Start of Provided entries

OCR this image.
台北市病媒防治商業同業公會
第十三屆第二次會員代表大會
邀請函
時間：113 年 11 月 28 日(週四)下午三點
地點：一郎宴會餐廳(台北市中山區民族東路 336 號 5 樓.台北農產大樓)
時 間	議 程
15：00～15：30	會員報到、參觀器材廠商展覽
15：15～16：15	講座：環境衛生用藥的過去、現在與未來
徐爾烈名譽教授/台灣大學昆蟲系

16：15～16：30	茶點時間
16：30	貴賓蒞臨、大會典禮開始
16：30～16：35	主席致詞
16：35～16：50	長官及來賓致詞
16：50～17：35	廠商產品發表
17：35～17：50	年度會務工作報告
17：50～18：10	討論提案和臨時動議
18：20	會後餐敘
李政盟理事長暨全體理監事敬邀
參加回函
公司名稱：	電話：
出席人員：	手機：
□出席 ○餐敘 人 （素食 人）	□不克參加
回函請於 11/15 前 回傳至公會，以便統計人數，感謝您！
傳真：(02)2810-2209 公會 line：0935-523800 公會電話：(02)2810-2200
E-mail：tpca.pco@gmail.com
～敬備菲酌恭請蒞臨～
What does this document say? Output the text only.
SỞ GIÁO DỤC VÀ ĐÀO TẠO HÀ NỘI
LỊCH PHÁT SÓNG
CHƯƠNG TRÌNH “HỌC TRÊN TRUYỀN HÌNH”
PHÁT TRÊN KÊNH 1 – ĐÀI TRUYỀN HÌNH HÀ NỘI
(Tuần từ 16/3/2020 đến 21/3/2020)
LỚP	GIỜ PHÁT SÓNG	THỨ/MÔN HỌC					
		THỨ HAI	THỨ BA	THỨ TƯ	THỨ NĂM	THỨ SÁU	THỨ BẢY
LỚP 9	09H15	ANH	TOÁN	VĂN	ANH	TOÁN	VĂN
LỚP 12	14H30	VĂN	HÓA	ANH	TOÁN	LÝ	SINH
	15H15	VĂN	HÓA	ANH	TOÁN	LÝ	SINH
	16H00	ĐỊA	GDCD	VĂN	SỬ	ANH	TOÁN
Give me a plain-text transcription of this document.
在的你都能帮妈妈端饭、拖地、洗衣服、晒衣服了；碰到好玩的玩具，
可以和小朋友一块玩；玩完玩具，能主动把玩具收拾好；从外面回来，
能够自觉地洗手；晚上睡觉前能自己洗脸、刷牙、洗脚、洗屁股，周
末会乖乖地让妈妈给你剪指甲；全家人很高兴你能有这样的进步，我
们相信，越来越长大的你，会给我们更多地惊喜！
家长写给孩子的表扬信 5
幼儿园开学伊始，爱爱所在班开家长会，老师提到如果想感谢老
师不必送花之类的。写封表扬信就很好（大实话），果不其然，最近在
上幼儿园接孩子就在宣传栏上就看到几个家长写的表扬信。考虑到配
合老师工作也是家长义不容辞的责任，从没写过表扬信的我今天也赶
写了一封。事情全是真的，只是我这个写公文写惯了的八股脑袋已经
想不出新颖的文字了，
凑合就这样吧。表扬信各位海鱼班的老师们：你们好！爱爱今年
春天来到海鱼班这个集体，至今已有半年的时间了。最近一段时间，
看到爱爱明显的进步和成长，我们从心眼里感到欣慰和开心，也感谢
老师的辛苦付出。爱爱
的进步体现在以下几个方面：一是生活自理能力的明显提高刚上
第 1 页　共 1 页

End of Provided entries

Above are the records; copy exactly the lines from the one with "What does this" through the final line.

-- Written answer --
What does this document say? Output the text only.
SỞ GIÁO DỤC VÀ ĐÀO TẠO HÀ NỘI
LỊCH PHÁT SÓNG
CHƯƠNG TRÌNH “HỌC TRÊN TRUYỀN HÌNH”
PHÁT TRÊN KÊNH 1 – ĐÀI TRUYỀN HÌNH HÀ NỘI
(Tuần từ 16/3/2020 đến 21/3/2020)
LỚP	GIỜ PHÁT SÓNG	THỨ/MÔN HỌC					
		THỨ HAI	THỨ BA	THỨ TƯ	THỨ NĂM	THỨ SÁU	THỨ BẢY
LỚP 9	09H15	ANH	TOÁN	VĂN	ANH	TOÁN	VĂN
LỚP 12	14H30	VĂN	HÓA	ANH	TOÁN	LÝ	SINH
	15H15	VĂN	HÓA	ANH	TOÁN	LÝ	SINH
	16H00	ĐỊA	GDCD	VĂN	SỬ	ANH	TOÁN
Give me a plain-text transcription of this document.
在的你都能帮妈妈端饭、拖地、洗衣服、晒衣服了；碰到好玩的玩具，
可以和小朋友一块玩；玩完玩具，能主动把玩具收拾好；从外面回来，
能够自觉地洗手；晚上睡觉前能自己洗脸、刷牙、洗脚、洗屁股，周
末会乖乖地让妈妈给你剪指甲；全家人很高兴你能有这样的进步，我
们相信，越来越长大的你，会给我们更多地惊喜！
家长写给孩子的表扬信 5
幼儿园开学伊始，爱爱所在班开家长会，老师提到如果想感谢老
师不必送花之类的。写封表扬信就很好（大实话），果不其然，最近在
上幼儿园接孩子就在宣传栏上就看到几个家长写的表扬信。考虑到配
合老师工作也是家长义不容辞的责任，从没写过表扬信的我今天也赶
写了一封。事情全是真的，只是我这个写公文写惯了的八股脑袋已经
想不出新颖的文字了，
凑合就这样吧。表扬信各位海鱼班的老师们：你们好！爱爱今年
春天来到海鱼班这个集体，至今已有半年的时间了。最近一段时间，
看到爱爱明显的进步和成长，我们从心眼里感到欣慰和开心，也感谢
老师的辛苦付出。爱爱
的进步体现在以下几个方面：一是生活自理能力的明显提高刚上
第 1 页　共 1 页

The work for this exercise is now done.